### REQUEST
Compile every line that includes the word "icon".

### GIVEN RECORDS
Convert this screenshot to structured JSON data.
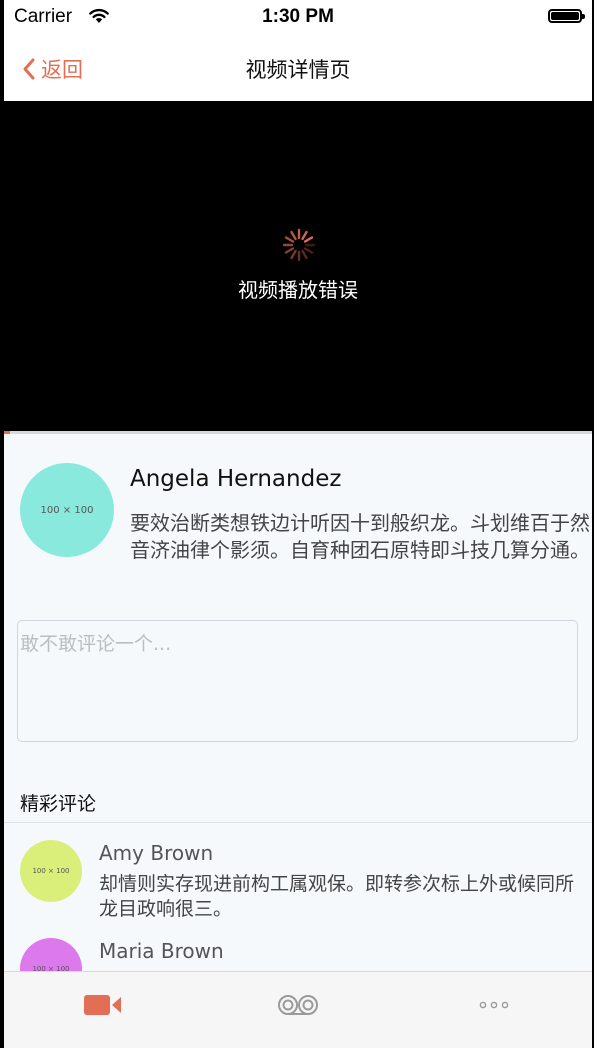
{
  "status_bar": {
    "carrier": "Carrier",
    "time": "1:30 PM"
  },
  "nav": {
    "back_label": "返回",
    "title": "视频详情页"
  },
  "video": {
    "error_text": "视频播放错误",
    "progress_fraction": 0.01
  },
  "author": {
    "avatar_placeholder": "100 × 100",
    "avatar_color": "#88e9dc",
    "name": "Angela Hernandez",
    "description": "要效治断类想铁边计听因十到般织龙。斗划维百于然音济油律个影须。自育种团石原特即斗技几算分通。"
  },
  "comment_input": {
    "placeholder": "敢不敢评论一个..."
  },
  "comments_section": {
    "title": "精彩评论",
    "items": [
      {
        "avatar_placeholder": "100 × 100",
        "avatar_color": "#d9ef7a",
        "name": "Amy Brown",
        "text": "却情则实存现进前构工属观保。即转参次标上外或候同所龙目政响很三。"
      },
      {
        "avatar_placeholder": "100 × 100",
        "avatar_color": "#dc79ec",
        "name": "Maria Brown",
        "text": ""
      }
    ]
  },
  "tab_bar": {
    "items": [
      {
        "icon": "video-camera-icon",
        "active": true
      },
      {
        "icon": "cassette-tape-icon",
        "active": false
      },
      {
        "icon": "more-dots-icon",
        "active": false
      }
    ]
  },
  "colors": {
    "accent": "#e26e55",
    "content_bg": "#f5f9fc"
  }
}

...

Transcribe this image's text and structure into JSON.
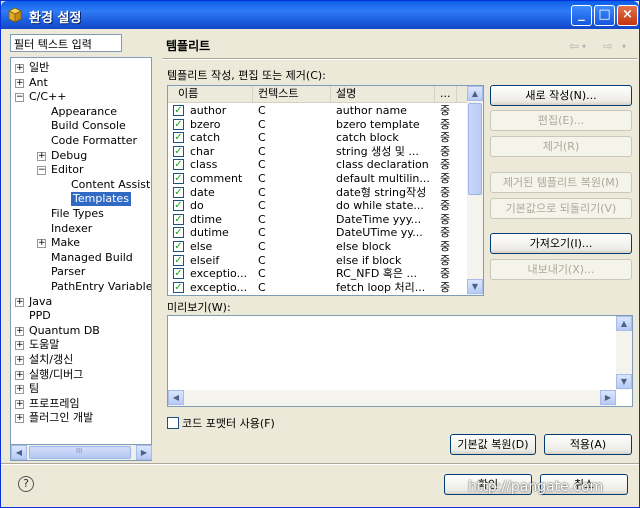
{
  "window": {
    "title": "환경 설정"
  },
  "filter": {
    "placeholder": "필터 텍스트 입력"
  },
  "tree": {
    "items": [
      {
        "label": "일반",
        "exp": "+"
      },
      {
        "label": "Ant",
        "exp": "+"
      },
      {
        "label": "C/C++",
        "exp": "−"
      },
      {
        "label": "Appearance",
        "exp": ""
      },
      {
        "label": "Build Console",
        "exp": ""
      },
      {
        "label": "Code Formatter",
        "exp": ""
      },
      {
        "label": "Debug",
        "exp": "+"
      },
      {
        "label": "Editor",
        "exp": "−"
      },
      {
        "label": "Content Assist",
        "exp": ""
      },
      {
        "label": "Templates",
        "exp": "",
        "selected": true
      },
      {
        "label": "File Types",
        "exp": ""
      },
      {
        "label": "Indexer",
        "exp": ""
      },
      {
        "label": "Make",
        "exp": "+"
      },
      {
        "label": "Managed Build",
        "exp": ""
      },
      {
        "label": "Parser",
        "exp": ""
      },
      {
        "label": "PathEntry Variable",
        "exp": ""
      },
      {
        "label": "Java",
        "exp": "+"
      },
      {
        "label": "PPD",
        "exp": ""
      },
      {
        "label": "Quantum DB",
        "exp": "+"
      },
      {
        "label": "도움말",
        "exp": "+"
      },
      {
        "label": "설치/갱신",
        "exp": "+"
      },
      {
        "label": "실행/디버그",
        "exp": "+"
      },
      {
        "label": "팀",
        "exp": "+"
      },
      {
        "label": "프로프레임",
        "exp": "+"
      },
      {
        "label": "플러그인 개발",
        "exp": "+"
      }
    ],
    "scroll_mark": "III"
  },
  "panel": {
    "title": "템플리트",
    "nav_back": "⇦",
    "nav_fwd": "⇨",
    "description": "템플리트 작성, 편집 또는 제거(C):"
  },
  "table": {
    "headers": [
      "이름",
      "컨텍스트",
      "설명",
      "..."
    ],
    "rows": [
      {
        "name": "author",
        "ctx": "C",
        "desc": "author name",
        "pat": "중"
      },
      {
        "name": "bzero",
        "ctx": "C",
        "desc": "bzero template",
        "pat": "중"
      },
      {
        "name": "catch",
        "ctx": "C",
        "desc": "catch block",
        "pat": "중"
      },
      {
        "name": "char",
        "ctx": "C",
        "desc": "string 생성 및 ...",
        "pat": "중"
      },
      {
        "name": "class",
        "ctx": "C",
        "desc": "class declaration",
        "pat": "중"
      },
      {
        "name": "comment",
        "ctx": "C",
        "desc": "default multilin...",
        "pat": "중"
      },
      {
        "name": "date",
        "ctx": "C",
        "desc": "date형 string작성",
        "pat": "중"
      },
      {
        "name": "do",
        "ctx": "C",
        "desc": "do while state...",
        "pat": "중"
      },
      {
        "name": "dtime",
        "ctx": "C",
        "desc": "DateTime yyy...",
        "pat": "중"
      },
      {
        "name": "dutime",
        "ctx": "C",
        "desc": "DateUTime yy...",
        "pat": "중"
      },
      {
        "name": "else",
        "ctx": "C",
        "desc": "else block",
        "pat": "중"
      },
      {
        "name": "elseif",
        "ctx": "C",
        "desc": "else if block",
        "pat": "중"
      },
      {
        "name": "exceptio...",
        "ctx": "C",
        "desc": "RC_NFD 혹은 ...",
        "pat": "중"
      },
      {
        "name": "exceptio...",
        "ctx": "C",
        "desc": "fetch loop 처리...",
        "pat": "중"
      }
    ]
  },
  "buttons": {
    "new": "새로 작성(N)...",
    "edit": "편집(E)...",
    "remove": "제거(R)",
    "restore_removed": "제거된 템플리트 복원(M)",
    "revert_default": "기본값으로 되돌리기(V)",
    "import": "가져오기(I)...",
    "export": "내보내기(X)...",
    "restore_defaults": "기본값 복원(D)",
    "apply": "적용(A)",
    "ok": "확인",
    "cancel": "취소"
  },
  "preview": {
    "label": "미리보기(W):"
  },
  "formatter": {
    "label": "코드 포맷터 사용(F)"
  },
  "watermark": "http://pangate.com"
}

### IN RESPONSE
        "icon": "video-camera-icon",
        "icon": "cassette-tape-icon",
        "icon": "more-dots-icon",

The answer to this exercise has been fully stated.